§ SET TASK: Would you pull out every line of the material that contains the string "Syndrome"?

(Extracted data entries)

#####

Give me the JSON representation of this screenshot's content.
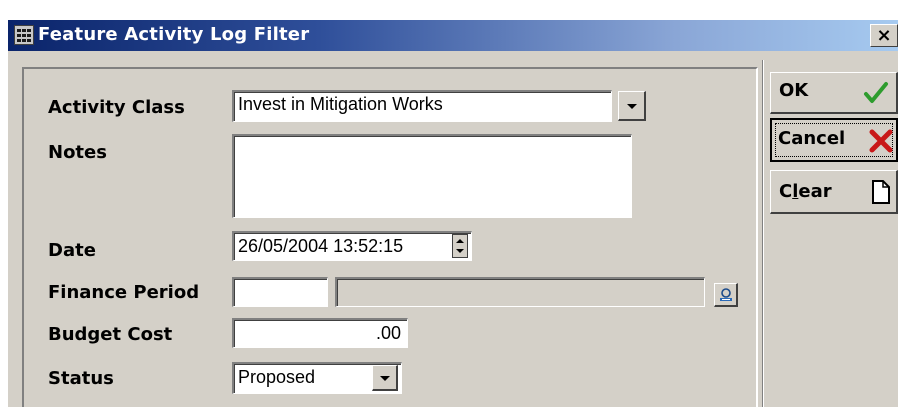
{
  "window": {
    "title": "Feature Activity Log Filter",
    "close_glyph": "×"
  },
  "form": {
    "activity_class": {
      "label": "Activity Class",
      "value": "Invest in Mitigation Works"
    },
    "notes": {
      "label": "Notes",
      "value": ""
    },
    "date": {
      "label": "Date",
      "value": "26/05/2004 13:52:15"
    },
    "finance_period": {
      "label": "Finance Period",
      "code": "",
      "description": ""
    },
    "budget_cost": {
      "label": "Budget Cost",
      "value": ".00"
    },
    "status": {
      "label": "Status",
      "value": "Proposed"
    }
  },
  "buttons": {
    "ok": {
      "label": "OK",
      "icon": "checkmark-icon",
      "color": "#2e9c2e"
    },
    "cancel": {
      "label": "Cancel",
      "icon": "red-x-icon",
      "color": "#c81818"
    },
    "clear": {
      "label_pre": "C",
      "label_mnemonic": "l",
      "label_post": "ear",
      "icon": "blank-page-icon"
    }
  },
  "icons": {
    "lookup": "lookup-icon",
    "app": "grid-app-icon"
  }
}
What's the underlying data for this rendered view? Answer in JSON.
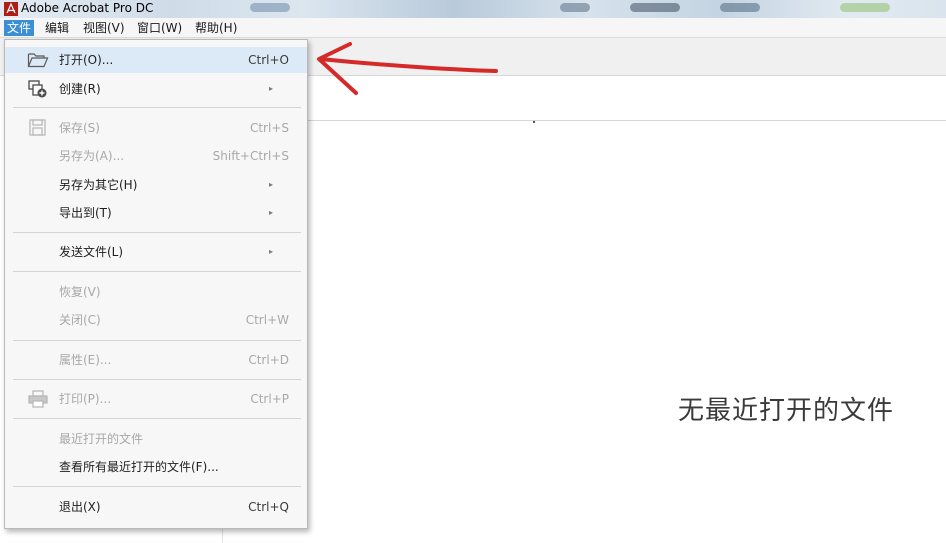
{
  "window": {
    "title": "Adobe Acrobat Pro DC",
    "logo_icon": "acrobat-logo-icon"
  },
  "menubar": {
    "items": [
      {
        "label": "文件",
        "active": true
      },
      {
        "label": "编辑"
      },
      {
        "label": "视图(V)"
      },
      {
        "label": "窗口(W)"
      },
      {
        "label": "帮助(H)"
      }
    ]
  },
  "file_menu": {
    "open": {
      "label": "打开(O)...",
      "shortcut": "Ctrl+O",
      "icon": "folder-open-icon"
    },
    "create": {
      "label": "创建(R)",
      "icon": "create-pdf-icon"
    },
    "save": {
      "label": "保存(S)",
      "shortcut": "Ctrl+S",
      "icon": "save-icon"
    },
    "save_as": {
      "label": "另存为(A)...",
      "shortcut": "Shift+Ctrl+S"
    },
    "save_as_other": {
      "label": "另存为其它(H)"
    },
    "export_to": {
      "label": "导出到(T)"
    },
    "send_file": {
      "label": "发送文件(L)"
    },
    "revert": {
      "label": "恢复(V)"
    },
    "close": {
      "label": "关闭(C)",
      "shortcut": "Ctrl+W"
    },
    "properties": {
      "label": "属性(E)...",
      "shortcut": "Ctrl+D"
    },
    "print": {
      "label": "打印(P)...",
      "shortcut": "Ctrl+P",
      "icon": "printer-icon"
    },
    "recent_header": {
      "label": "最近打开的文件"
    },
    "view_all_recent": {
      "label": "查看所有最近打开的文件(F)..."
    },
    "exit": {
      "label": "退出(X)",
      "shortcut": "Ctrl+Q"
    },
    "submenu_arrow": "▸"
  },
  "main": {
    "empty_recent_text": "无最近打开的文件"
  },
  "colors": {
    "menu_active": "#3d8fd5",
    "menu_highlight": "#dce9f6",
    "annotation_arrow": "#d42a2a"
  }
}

#####

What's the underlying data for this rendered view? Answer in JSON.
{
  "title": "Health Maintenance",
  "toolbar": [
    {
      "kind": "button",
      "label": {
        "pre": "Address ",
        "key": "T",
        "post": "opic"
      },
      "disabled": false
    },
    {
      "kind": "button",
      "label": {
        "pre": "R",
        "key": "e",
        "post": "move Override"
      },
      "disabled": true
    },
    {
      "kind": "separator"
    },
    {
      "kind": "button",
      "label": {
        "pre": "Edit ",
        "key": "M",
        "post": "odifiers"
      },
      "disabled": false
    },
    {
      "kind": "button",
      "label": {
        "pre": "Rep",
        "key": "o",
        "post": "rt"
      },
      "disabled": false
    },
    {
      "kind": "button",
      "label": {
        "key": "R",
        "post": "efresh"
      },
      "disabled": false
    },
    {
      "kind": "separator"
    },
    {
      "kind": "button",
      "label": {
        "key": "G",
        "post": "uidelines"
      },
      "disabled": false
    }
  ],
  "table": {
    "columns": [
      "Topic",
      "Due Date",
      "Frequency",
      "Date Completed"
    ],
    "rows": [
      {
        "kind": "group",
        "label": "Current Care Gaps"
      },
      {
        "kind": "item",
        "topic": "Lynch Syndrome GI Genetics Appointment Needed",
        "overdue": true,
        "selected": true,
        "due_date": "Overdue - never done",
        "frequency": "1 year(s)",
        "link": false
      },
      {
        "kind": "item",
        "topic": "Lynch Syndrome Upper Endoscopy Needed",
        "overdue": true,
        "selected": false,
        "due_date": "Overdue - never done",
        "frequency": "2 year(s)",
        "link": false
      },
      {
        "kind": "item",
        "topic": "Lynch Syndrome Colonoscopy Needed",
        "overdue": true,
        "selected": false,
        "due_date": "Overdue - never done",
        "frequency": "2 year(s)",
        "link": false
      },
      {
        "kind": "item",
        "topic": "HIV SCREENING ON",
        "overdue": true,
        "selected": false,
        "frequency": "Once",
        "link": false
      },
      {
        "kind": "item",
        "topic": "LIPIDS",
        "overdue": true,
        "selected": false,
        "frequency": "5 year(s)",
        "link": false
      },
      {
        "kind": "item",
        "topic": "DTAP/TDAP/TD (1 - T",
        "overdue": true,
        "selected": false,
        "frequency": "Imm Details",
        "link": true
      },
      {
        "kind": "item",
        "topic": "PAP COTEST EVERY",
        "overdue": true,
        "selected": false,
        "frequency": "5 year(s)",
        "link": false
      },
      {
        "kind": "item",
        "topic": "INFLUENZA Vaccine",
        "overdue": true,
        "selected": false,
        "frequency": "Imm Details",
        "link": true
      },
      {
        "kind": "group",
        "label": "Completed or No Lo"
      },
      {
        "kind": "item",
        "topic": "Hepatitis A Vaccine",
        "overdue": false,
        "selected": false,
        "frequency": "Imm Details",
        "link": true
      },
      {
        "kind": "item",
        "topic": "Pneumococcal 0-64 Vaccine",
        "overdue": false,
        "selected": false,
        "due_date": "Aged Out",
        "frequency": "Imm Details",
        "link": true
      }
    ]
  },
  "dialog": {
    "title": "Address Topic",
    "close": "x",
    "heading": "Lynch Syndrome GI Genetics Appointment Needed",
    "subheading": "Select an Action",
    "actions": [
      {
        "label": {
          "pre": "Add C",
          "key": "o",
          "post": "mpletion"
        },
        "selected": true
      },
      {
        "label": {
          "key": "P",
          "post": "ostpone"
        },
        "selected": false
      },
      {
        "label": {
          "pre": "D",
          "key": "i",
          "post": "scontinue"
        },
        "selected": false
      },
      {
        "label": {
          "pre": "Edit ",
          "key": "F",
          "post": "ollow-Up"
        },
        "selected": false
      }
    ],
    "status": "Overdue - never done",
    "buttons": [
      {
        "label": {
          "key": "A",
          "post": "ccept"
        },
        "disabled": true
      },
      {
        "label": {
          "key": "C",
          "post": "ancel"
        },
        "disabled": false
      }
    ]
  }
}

#####

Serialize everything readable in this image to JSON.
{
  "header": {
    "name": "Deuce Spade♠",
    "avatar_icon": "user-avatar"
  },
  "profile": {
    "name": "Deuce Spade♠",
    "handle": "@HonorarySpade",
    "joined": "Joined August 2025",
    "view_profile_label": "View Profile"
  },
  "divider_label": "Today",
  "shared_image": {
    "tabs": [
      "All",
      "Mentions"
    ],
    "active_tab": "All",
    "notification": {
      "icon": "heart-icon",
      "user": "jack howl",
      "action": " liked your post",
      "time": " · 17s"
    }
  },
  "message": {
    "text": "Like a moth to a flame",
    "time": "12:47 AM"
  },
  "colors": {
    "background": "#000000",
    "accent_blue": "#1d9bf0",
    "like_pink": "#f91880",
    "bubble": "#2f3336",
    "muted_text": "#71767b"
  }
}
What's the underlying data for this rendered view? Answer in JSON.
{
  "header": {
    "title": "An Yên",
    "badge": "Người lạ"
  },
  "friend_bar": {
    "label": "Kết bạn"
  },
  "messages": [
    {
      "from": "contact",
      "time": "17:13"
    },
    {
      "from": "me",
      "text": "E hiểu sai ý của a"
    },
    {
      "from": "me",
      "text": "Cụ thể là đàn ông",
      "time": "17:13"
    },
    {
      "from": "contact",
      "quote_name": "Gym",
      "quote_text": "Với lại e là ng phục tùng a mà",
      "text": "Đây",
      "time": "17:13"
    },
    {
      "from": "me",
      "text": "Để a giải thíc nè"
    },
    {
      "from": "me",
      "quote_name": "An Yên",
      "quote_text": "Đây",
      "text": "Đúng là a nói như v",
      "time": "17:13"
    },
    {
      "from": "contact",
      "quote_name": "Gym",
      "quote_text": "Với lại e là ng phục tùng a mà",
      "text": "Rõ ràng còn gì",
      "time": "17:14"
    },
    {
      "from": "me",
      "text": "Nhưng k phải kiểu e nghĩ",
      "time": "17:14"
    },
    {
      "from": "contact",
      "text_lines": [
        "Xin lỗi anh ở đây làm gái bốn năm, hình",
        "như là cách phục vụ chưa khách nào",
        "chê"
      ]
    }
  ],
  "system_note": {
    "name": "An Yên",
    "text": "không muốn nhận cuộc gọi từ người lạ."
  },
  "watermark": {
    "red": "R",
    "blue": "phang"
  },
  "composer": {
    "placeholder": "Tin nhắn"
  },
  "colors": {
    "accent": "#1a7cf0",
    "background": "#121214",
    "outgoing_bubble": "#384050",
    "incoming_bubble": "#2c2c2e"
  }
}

#####

§ EXERCISE ANSWER:
        "topic": "Lynch Syndrome GI Genetics Appointment Needed",
        "topic": "Lynch Syndrome Upper Endoscopy Needed",
        "topic": "Lynch Syndrome Colonoscopy Needed",
    "heading": "Lynch Syndrome GI Genetics Appointment Needed",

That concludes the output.